*Given request:* Copy every line of the records below where the word "Submission" occurs.

*Provided information:*

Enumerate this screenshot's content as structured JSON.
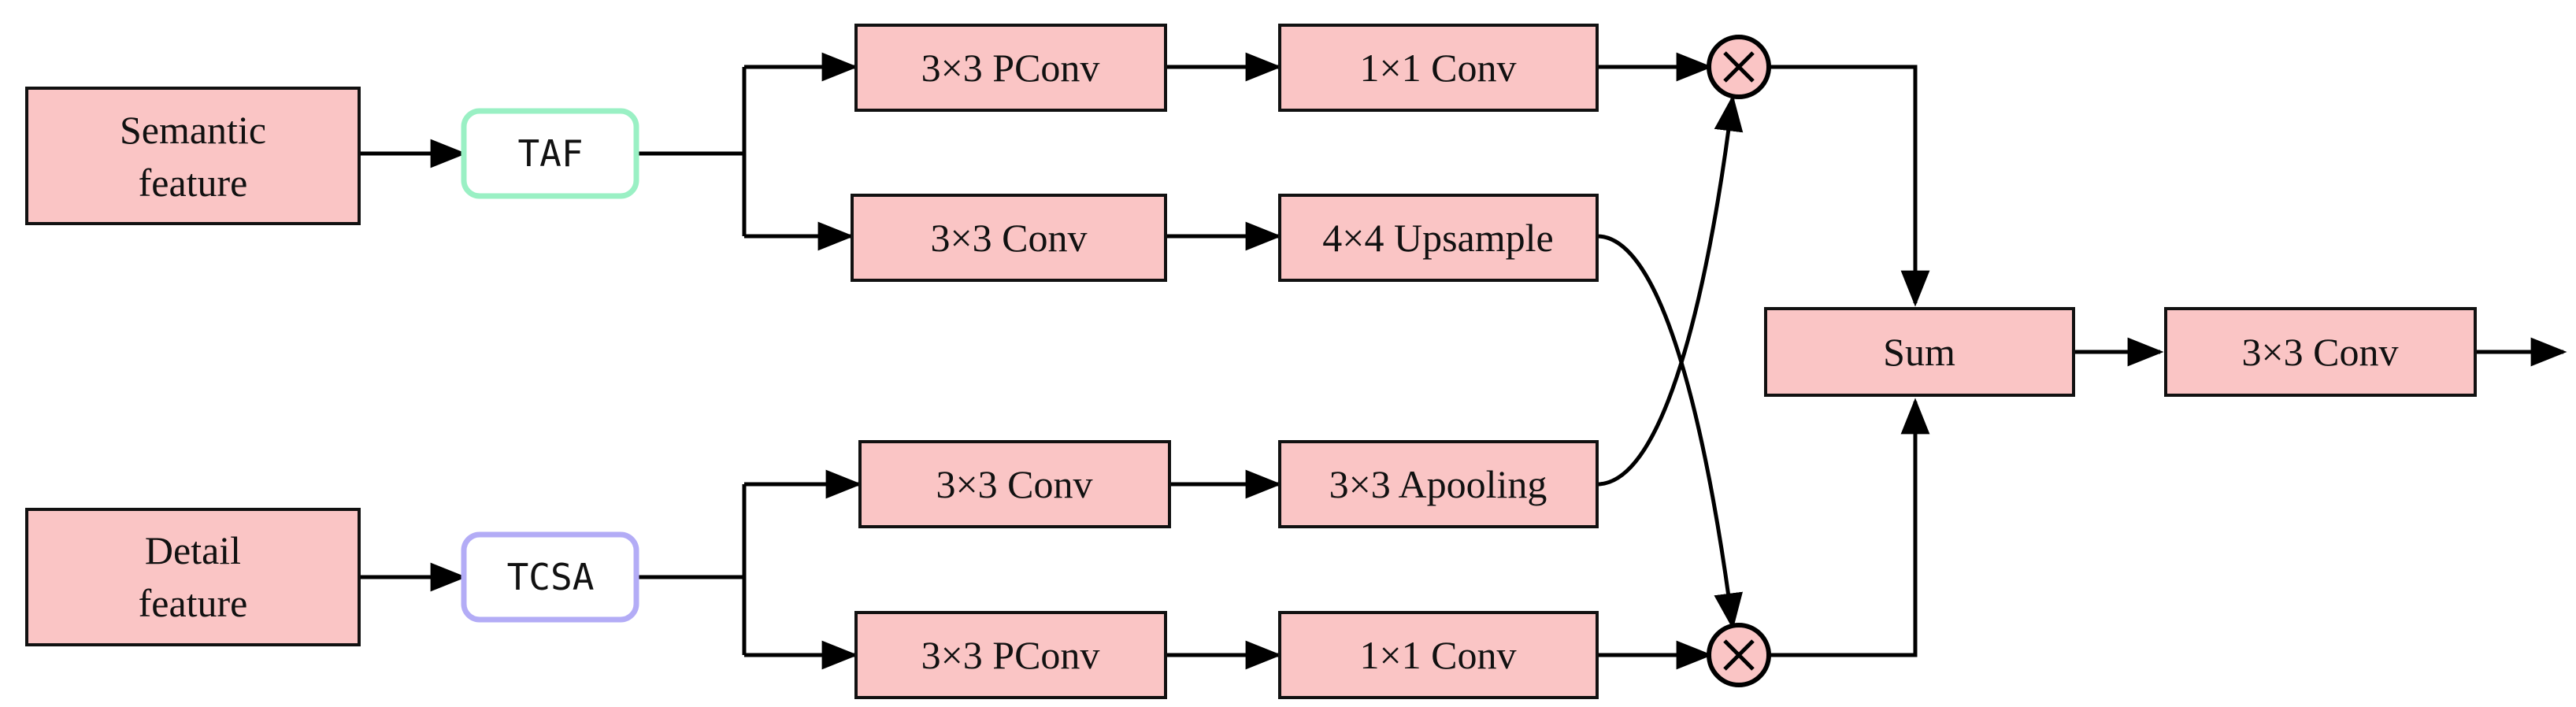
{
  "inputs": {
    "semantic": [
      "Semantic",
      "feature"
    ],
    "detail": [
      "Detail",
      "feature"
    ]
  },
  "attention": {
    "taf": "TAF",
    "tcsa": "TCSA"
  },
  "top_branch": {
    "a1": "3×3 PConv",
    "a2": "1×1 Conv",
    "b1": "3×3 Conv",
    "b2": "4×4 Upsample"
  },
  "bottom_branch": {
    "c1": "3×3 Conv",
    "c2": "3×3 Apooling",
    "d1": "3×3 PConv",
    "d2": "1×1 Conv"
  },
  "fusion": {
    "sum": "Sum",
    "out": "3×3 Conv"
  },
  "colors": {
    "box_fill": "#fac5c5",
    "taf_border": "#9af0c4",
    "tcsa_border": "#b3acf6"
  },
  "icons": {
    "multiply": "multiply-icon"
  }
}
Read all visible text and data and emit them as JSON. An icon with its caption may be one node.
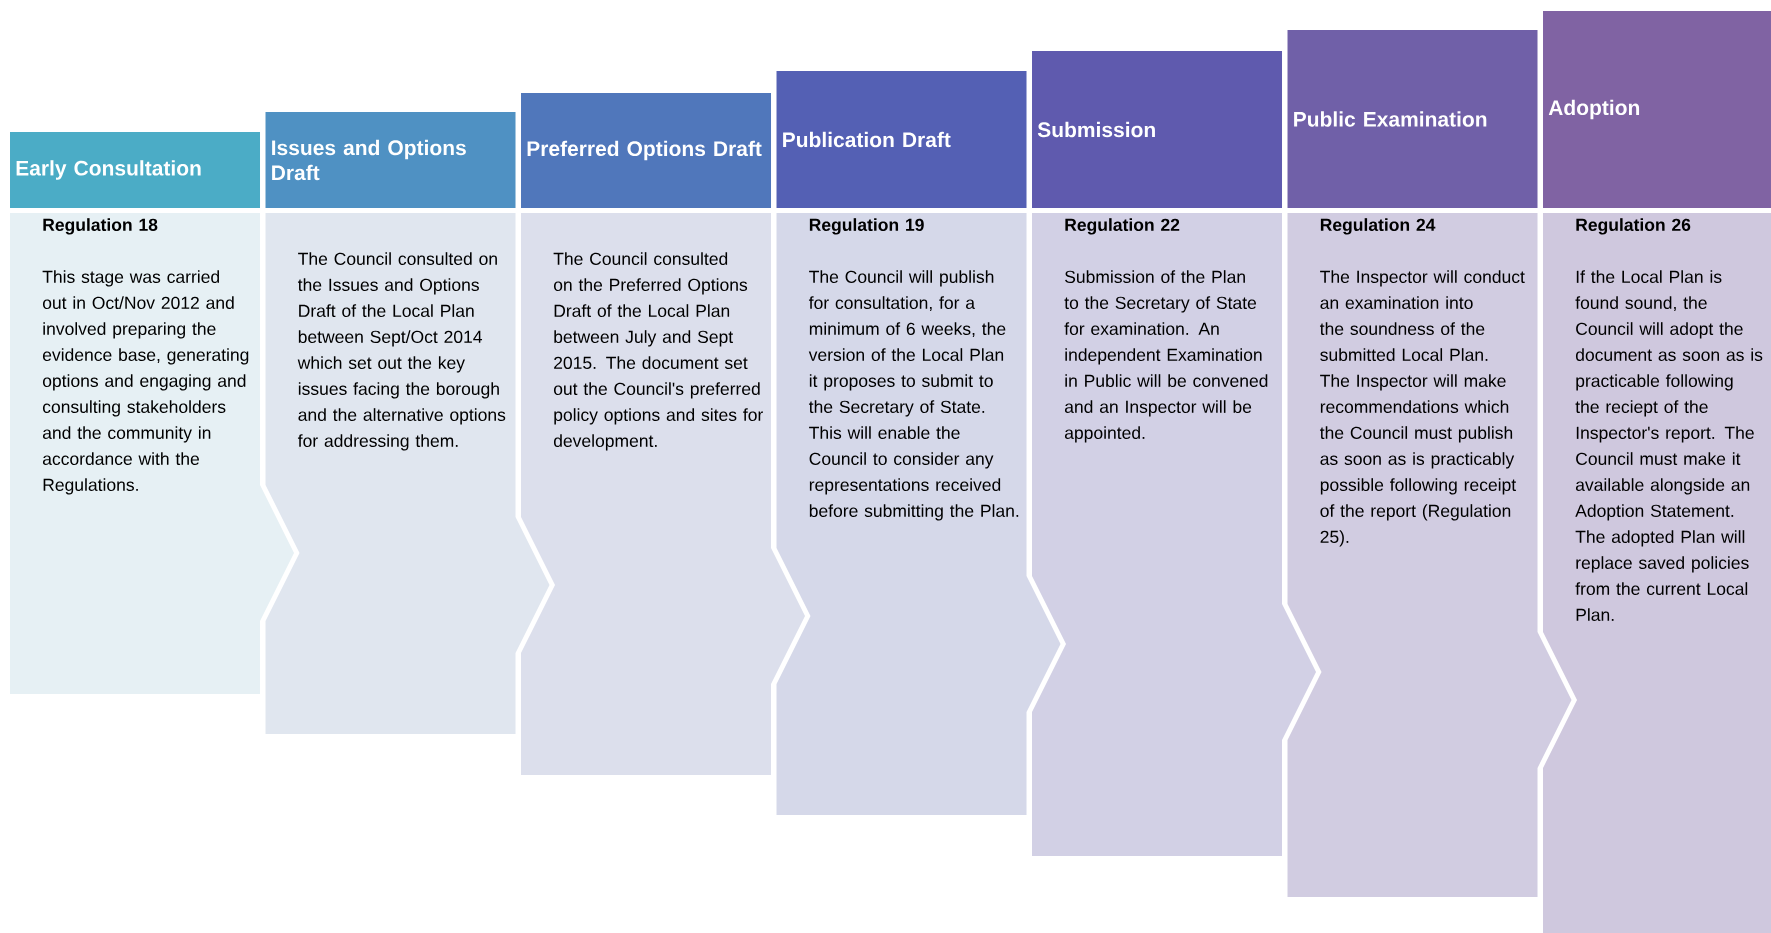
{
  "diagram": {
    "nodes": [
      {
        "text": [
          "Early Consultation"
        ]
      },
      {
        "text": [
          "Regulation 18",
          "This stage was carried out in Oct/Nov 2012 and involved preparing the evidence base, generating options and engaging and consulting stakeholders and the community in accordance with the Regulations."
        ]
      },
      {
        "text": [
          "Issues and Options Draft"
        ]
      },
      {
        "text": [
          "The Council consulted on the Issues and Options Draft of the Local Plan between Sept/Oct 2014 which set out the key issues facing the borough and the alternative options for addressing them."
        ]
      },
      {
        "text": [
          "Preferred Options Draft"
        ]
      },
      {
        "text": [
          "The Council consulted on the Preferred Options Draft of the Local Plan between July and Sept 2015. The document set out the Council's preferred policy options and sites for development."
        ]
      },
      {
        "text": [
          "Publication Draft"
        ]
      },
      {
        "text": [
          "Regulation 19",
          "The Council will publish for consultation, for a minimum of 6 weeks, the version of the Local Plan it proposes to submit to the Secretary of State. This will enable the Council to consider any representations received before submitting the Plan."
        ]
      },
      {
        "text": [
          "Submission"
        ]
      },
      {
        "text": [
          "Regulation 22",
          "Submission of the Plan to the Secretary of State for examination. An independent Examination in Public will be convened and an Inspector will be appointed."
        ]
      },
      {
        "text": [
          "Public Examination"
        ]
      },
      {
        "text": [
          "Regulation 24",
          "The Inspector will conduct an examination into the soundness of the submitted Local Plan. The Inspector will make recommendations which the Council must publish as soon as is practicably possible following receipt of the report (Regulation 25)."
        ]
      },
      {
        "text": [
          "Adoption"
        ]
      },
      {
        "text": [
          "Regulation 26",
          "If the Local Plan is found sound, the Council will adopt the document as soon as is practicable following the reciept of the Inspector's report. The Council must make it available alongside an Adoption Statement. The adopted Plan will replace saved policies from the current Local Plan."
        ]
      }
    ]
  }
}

*Response to the task:*
          "Submission"
          "Submission of the Plan to the Secretary of State for examination. An independent Examination in Public will be convened and an Inspector will be appointed."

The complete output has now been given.